Assignment »
Produce an exact copy of all the records.
---------- Given entries
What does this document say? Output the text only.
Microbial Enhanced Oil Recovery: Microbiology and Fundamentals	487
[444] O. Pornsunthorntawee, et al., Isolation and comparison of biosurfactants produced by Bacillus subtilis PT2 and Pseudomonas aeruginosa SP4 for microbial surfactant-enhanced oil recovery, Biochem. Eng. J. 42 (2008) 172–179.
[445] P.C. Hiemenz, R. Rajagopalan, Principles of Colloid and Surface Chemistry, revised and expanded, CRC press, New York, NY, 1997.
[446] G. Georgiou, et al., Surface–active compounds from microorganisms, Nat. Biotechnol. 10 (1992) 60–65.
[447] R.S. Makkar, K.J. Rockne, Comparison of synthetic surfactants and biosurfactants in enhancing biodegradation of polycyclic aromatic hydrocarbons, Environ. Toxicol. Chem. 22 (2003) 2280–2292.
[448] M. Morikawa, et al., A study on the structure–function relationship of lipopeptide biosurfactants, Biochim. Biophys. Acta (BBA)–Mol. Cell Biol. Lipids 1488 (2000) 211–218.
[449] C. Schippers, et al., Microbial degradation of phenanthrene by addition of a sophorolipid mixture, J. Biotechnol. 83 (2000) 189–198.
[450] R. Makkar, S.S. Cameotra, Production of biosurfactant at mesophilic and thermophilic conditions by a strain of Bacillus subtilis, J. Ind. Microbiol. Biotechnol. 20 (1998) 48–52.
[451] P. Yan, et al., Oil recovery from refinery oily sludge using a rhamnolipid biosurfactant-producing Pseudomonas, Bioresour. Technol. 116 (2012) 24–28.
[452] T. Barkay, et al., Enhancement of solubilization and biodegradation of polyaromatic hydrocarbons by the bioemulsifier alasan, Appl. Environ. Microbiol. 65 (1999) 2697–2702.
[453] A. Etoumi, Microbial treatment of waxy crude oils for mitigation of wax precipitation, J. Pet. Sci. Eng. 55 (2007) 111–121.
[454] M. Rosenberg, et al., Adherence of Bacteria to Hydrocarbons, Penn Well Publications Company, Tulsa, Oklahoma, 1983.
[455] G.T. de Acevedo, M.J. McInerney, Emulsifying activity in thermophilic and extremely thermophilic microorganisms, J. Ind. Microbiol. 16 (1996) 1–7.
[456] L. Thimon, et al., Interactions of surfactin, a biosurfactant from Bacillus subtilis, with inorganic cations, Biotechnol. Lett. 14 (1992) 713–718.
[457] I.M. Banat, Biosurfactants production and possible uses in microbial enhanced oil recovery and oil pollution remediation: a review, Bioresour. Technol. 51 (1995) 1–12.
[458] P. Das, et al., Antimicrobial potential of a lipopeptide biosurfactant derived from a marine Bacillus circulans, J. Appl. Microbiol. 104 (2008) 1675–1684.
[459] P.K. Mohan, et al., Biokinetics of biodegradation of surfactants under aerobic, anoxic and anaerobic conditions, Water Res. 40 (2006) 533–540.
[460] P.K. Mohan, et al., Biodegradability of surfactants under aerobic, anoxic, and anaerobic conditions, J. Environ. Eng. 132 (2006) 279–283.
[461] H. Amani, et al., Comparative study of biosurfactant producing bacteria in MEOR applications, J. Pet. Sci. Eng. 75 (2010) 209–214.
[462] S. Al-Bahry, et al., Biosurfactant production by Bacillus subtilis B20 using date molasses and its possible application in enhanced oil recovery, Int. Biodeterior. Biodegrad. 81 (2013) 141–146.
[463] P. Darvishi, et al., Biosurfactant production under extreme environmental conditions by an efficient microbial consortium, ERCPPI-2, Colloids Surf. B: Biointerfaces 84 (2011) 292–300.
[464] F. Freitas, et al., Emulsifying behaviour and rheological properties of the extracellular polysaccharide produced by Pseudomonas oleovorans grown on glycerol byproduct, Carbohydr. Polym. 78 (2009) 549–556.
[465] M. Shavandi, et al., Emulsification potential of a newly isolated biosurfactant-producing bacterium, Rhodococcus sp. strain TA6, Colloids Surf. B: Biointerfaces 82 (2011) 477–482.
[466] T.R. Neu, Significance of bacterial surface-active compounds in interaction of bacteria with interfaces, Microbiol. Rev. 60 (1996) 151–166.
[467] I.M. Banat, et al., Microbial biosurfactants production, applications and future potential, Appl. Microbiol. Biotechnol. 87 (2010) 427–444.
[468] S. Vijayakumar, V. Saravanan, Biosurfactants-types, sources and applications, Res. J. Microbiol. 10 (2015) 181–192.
--------------------
Solution to the exercise »
What does this document say? Output the text only.
Microbial Enhanced Oil Recovery: Microbiology and Fundamentals	487
[444] O. Pornsunthorntawee, et al., Isolation and comparison of biosurfactants produced by Bacillus subtilis PT2 and Pseudomonas aeruginosa SP4 for microbial surfactant-enhanced oil recovery, Biochem. Eng. J. 42 (2008) 172–179.
[445] P.C. Hiemenz, R. Rajagopalan, Principles of Colloid and Surface Chemistry, revised and expanded, CRC press, New York, NY, 1997.
[446] G. Georgiou, et al., Surface–active compounds from microorganisms, Nat. Biotechnol. 10 (1992) 60–65.
[447] R.S. Makkar, K.J. Rockne, Comparison of synthetic surfactants and biosurfactants in enhancing biodegradation of polycyclic aromatic hydrocarbons, Environ. Toxicol. Chem. 22 (2003) 2280–2292.
[448] M. Morikawa, et al., A study on the structure–function relationship of lipopeptide biosurfactants, Biochim. Biophys. Acta (BBA)–Mol. Cell Biol. Lipids 1488 (2000) 211–218.
[449] C. Schippers, et al., Microbial degradation of phenanthrene by addition of a sophorolipid mixture, J. Biotechnol. 83 (2000) 189–198.
[450] R. Makkar, S.S. Cameotra, Production of biosurfactant at mesophilic and thermophilic conditions by a strain of Bacillus subtilis, J. Ind. Microbiol. Biotechnol. 20 (1998) 48–52.
[451] P. Yan, et al., Oil recovery from refinery oily sludge using a rhamnolipid biosurfactant-producing Pseudomonas, Bioresour. Technol. 116 (2012) 24–28.
[452] T. Barkay, et al., Enhancement of solubilization and biodegradation of polyaromatic hydrocarbons by the bioemulsifier alasan, Appl. Environ. Microbiol. 65 (1999) 2697–2702.
[453] A. Etoumi, Microbial treatment of waxy crude oils for mitigation of wax precipitation, J. Pet. Sci. Eng. 55 (2007) 111–121.
[454] M. Rosenberg, et al., Adherence of Bacteria to Hydrocarbons, Penn Well Publications Company, Tulsa, Oklahoma, 1983.
[455] G.T. de Acevedo, M.J. McInerney, Emulsifying activity in thermophilic and extremely thermophilic microorganisms, J. Ind. Microbiol. 16 (1996) 1–7.
[456] L. Thimon, et al., Interactions of surfactin, a biosurfactant from Bacillus subtilis, with inorganic cations, Biotechnol. Lett. 14 (1992) 713–718.
[457] I.M. Banat, Biosurfactants production and possible uses in microbial enhanced oil recovery and oil pollution remediation: a review, Bioresour. Technol. 51 (1995) 1–12.
[458] P. Das, et al., Antimicrobial potential of a lipopeptide biosurfactant derived from a marine Bacillus circulans, J. Appl. Microbiol. 104 (2008) 1675–1684.
[459] P.K. Mohan, et al., Biokinetics of biodegradation of surfactants under aerobic, anoxic and anaerobic conditions, Water Res. 40 (2006) 533–540.
[460] P.K. Mohan, et al., Biodegradability of surfactants under aerobic, anoxic, and anaerobic conditions, J. Environ. Eng. 132 (2006) 279–283.
[461] H. Amani, et al., Comparative study of biosurfactant producing bacteria in MEOR applications, J. Pet. Sci. Eng. 75 (2010) 209–214.
[462] S. Al-Bahry, et al., Biosurfactant production by Bacillus subtilis B20 using date molasses and its possible application in enhanced oil recovery, Int. Biodeterior. Biodegrad. 81 (2013) 141–146.
[463] P. Darvishi, et al., Biosurfactant production under extreme environmental conditions by an efficient microbial consortium, ERCPPI-2, Colloids Surf. B: Biointerfaces 84 (2011) 292–300.
[464] F. Freitas, et al., Emulsifying behaviour and rheological properties of the extracellular polysaccharide produced by Pseudomonas oleovorans grown on glycerol byproduct, Carbohydr. Polym. 78 (2009) 549–556.
[465] M. Shavandi, et al., Emulsification potential of a newly isolated biosurfactant-producing bacterium, Rhodococcus sp. strain TA6, Colloids Surf. B: Biointerfaces 82 (2011) 477–482.
[466] T.R. Neu, Significance of bacterial surface-active compounds in interaction of bacteria with interfaces, Microbiol. Rev. 60 (1996) 151–166.
[467] I.M. Banat, et al., Microbial biosurfactants production, applications and future potential, Appl. Microbiol. Biotechnol. 87 (2010) 427–444.
[468] S. Vijayakumar, V. Saravanan, Biosurfactants-types, sources and applications, Res. J. Microbiol. 10 (2015) 181–192.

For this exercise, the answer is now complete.